Its become clear to me that this is an important and way non-trivial subject that I'm not going to get into the details of. Sooo - here's what I'm going to do. I'm going to make / use a very simple lightweight singleton which has an interface similar or identical to your proposal. I can modify all the places in the serialization library which now implement this functionality in an ad-hoc way so that they depend on this single header. There are a number of such cases - at last 7 !!. So this will make my code more clear and shorter. It won't make the serialization thread-safe however. But when or if this ever gets sorted out, It will be trivial to just change a few #includes and I'll done. If anyone can't wait for a Boost threadsafe singleton, they can substitute my trivial one for one of their own choosing. That is, I'm offloading this issue to anyone else Robert Ramey

Robert Ramey wrote:
If anyone can't wait for a Boost threadsafe singleton, they can substitute my trivial one for one of their own choosing.
Thats a step in the right direction!
That is, I'm offloading this issue to anyone else
How about a different way to think about the problem? As I recall, the problem with the thread-safety of the serialization library relates to setting up the type info maps. If you could somehow create a way that one could invoke the setup of this map perhaps by a function call, that would solve the problem, yes? Thanks for looking at the problem in any case. Sohail

Sohail Somani wrote:
Robert Ramey wrote:
If anyone can't wait for a Boost threadsafe singleton, they can substitute my trivial one for one of their own choosing.
Thats a step in the right direction!
That is, I'm offloading this issue to anyone else
How about a different way to think about the problem?
As I recall, the problem with the thread-safety of the serialization library relates to setting up the type info maps. If you could somehow create a way that one could invoke the setup of this map perhaps by a function call, that would solve the problem, yes?
That sounds good to me. If the serialization library is doing something non-trivial at static initialization or destruction time than it can't be used in many embedded environments that either don't perform static destruction or require a explicit initialization of their runtime library, free store/heap, etc. I realize this probably isn't even a concern to most people but it is for me because I like using Boost libraries in my embedded development instead of rolling my own solutions. Selfishly yours, Michael Marcin

Michael Marcin wrote:
As I recall, the problem with the thread-safety of the serialization library relates to setting up the type info maps. If you could somehow create a way that one could invoke the setup of this map perhaps by a function call, that would solve the problem, yes?
Actually that's what happens now under the covers. This occurs in a number of different places - each in its own way. This can be factored out into a common singleton implementation. Replacing this common one with a threadsafe version will make the serialization truely threadsafe.
That sounds good to me. If the serialization library is doing something non-trivial at static initialization or destruction time than it can't be used in many embedded environments that either don't perform static destruction or require a explicit initialization of their runtime library, free store/heap, etc.
Then all you'll have to do is replace the trivial singleton implemenation with your own which addresses you particular situation. Robert Ramey

Robert Ramey wrote:
Michael Marcin wrote:
As I recall, the problem with the thread-safety of the serialization library relates to setting up the type info maps. If you could somehow create a way that one could invoke the setup of this map perhaps by a function call, that would solve the problem, yes?

**Extracted records:**
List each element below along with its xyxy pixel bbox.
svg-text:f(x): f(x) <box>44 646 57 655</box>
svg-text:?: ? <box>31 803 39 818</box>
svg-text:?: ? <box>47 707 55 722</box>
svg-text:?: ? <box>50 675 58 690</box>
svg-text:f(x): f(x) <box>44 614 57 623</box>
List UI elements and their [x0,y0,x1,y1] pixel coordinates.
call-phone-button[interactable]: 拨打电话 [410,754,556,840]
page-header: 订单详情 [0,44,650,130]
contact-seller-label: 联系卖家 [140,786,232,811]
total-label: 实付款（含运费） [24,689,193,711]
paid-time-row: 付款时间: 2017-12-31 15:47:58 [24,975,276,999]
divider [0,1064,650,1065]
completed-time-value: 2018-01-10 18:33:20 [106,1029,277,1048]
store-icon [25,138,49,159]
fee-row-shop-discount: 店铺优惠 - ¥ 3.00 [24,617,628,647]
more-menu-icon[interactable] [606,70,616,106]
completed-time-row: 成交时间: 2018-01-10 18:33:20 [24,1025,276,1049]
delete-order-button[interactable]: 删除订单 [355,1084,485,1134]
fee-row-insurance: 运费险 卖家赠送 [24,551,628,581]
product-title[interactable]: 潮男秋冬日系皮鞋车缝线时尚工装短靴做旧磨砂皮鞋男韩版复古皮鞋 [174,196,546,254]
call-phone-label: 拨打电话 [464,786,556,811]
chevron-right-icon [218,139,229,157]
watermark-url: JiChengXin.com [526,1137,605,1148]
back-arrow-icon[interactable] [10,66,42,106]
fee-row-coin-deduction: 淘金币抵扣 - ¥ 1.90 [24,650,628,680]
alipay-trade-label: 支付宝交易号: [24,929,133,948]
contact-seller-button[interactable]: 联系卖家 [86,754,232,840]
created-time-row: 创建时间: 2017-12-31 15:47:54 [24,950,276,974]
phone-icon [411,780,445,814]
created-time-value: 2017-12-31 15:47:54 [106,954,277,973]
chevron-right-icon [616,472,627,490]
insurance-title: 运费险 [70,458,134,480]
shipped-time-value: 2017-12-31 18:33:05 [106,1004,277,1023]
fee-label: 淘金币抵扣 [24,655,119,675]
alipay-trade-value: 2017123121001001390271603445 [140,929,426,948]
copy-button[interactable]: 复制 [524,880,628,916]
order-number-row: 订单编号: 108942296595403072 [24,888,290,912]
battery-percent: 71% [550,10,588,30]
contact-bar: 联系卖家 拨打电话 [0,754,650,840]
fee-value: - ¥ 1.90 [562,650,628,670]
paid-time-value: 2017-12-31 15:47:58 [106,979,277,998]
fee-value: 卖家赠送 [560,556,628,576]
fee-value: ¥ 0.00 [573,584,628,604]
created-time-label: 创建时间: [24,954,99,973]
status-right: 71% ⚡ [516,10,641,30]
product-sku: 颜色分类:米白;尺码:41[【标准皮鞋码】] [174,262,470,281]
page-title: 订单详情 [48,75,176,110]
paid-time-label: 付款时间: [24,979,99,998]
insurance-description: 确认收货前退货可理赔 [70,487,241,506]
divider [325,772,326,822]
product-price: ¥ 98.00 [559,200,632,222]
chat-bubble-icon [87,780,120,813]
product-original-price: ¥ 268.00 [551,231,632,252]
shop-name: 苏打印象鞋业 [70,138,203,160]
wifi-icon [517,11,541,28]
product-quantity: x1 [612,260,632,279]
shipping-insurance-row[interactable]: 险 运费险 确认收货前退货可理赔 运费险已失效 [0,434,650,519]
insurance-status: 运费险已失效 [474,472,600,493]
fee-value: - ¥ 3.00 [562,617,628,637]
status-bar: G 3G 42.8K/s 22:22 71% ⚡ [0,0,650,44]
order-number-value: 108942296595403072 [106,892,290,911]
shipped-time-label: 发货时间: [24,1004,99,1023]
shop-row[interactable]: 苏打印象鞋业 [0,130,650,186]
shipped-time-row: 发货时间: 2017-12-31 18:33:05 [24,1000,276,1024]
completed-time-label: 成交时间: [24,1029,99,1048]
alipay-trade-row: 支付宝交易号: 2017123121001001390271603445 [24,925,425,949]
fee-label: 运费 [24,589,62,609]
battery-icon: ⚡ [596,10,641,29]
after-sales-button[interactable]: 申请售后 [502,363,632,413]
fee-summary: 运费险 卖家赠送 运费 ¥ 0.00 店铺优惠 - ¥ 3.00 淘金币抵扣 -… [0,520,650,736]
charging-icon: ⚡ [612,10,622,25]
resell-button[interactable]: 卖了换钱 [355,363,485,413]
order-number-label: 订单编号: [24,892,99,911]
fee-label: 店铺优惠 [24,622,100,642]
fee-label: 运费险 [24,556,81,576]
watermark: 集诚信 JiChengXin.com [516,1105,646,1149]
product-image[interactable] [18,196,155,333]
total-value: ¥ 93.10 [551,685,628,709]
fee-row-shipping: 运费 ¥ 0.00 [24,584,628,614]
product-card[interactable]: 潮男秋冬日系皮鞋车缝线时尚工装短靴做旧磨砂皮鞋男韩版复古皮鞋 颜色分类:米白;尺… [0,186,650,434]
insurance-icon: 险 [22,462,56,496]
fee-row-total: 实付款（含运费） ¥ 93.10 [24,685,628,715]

**Challenges:**
A) Check each statement against the serialization thread and answer yes or no, quoting the words of the thread that decide it: (i) Robert Ramey says his simple singleton will make the serialization thread-safe. (ii) Michael Marcin prefers using Boost libraries in embedded development to rolling his own solutions. (iii) Sohail recalls that the thread-safety problem of the serialization library relates to setting up the type info maps.
B) Write out the passage of the serialization thread starting with "Actually that's what" and going on through "serialization truely threadsafe.".

**Expected responses:**
A)
(i) No: "It won't make the serialization thread-safe however."
(ii) Yes: "I like using Boost libraries in my embedded development instead of rolling my own solutions."
(iii) Yes: "the problem with the thread-safety of the serialization library relates to setting up the type info maps."

B)
Actually that's what happens now under the covers. This occurs in a number of different places - each in its own way. This can be factored out into a common singleton implementation. Replacing this common one with a threadsafe version will make the serialization truely threadsafe.